#### PROMPT
Locate the word "name" in the material, then show every line that holds it.
>> start
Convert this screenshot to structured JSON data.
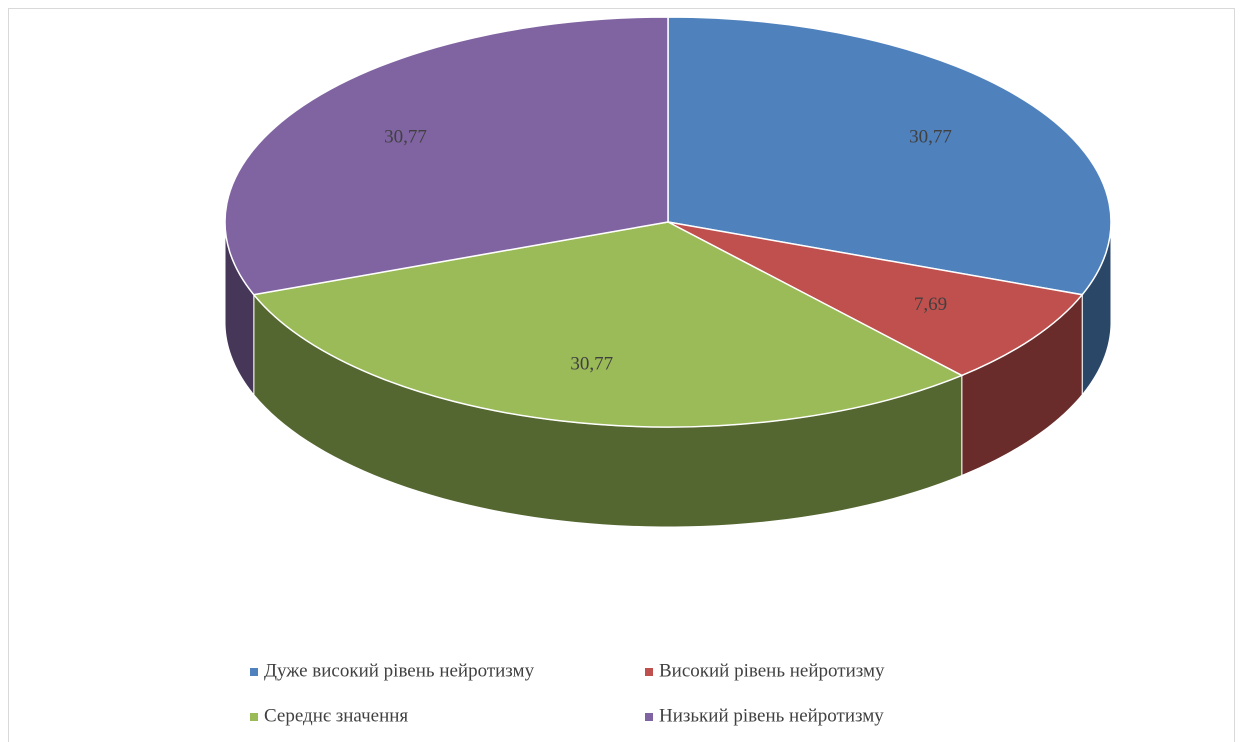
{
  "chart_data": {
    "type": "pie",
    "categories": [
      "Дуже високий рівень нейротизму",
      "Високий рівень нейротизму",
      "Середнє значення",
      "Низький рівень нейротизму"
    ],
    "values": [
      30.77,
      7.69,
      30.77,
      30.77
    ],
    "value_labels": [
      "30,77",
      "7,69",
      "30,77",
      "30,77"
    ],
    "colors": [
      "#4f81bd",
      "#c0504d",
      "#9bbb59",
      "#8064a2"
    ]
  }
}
>> end
>> start
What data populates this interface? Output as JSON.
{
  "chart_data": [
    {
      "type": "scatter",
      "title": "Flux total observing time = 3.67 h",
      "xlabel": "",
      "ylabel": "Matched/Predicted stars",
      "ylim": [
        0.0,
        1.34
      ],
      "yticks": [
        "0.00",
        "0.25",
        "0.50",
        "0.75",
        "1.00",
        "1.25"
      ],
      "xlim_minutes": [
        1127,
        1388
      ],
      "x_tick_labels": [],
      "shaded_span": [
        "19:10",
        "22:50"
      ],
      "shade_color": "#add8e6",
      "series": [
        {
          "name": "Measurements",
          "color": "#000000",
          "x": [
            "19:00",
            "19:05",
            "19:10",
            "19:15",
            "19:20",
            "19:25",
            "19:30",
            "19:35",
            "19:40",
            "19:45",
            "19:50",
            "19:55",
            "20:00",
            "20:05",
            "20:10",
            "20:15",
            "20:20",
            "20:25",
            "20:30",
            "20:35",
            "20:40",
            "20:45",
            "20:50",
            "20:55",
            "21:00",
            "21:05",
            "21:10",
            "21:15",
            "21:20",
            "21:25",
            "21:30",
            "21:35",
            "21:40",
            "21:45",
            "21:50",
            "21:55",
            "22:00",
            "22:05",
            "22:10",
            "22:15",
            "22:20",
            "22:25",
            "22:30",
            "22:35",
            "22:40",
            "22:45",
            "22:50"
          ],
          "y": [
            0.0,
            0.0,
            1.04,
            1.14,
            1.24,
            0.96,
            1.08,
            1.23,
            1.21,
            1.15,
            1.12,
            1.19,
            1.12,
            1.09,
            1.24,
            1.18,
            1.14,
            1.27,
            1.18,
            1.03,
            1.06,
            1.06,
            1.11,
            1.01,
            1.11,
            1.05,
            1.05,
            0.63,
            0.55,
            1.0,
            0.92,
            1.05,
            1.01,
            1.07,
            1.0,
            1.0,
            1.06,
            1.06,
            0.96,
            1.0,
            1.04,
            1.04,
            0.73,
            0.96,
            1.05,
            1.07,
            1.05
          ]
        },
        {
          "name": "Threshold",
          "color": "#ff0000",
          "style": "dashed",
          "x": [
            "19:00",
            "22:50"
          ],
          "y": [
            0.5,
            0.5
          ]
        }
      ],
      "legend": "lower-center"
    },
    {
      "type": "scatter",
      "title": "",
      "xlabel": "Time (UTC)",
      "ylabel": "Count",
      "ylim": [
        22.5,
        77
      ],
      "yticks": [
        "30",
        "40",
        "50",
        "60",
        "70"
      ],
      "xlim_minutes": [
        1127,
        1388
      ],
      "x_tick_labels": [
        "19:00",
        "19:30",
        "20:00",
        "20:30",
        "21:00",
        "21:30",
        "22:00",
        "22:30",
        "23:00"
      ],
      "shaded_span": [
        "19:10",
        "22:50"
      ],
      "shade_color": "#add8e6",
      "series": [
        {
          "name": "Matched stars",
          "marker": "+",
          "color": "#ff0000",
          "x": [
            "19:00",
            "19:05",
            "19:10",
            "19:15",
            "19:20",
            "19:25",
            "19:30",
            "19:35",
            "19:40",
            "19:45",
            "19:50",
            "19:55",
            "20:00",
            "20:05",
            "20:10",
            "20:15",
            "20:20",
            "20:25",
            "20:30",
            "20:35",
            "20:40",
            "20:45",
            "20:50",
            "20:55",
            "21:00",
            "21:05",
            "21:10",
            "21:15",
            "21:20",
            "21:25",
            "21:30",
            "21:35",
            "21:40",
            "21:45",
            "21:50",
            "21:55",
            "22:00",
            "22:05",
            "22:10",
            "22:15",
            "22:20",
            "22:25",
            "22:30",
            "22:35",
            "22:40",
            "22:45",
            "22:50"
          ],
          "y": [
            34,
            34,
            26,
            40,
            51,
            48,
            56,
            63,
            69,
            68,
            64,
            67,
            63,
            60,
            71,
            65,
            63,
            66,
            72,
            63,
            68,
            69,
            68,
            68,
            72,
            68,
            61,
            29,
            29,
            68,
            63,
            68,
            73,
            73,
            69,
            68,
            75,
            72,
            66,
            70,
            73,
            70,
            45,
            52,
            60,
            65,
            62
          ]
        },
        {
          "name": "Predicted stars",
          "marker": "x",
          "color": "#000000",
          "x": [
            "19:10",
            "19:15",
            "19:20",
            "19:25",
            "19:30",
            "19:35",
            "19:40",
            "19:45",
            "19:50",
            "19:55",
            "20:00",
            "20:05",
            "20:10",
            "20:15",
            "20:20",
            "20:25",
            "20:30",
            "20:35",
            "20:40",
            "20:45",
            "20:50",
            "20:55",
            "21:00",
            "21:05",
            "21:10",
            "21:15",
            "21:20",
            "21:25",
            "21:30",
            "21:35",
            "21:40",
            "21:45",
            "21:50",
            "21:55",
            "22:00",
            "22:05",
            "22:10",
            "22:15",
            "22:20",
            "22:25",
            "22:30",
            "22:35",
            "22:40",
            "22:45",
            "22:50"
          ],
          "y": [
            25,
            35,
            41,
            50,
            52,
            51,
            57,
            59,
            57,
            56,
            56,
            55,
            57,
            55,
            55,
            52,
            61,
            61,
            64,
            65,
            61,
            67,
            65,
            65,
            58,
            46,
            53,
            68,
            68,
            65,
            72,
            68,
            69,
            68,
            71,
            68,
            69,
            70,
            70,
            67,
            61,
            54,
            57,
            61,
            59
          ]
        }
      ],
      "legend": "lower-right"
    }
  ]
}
>> end
#### RESULT
          "name": "Measurements",
          "name": "Threshold",
          "name": "Matched stars",
          "name": "Predicted stars",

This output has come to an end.